Your goal: Scan the entries for the string "value" and give the number of lines that have it, nothing further.

· · ·

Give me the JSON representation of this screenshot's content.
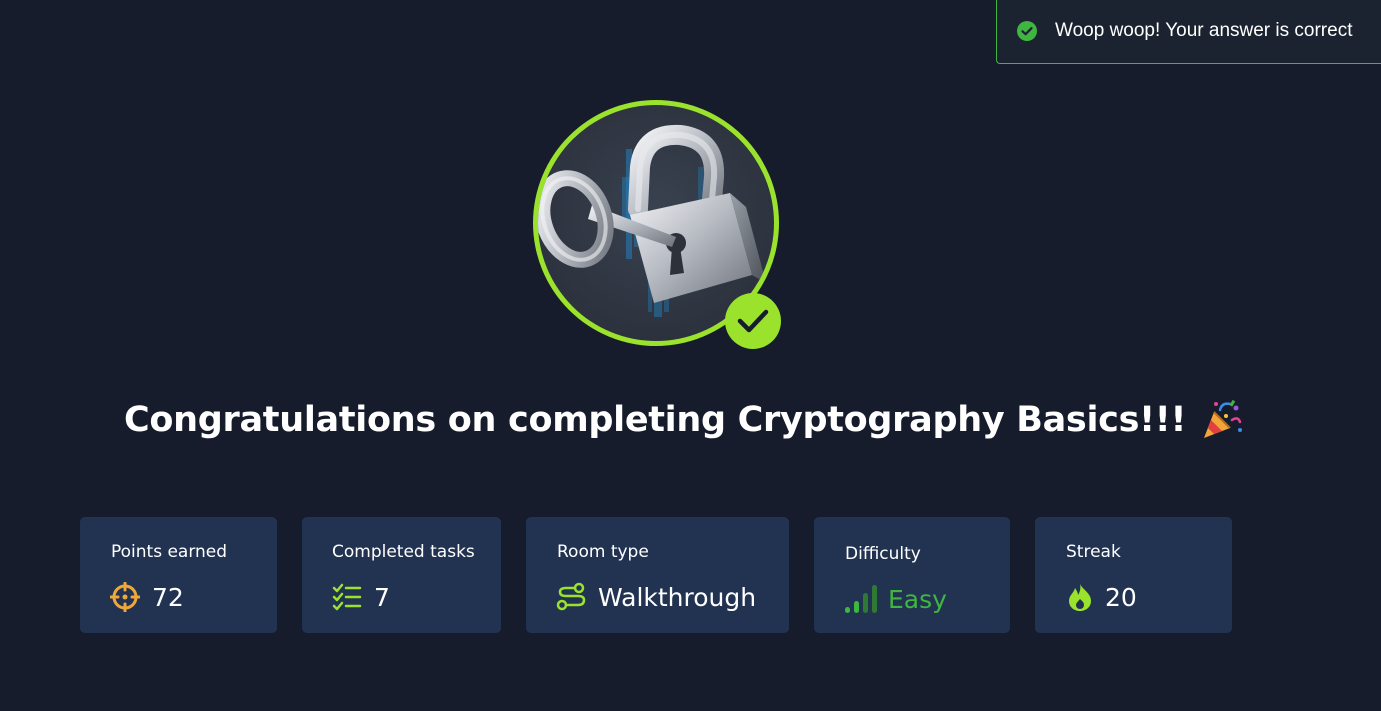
{
  "toast": {
    "message": "Woop woop! Your answer is correct",
    "icon": "check-circle-icon",
    "accent_color": "#3fb63f"
  },
  "badge": {
    "image": "padlock-with-key",
    "ring_color": "#9be22d",
    "completed_icon": "checkmark-icon"
  },
  "title": {
    "text": "Congratulations on completing Cryptography Basics!!!",
    "emoji": "party-popper-icon"
  },
  "stats": [
    {
      "label": "Points earned",
      "value": "72",
      "icon": "crosshair-icon",
      "icon_color": "#f0a73a"
    },
    {
      "label": "Completed tasks",
      "value": "7",
      "icon": "task-list-icon",
      "icon_color": "#9be22d"
    },
    {
      "label": "Room type",
      "value": "Walkthrough",
      "icon": "route-icon",
      "icon_color": "#9be22d"
    },
    {
      "label": "Difficulty",
      "value": "Easy",
      "icon": "signal-bars-icon",
      "icon_color": "#3fb63f"
    },
    {
      "label": "Streak",
      "value": "20",
      "icon": "flame-icon",
      "icon_color": "#9be22d"
    }
  ],
  "colors": {
    "background": "#161c2b",
    "card": "#223352",
    "accent_green": "#9be22d"
  }
}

· · ·

Task answer: 5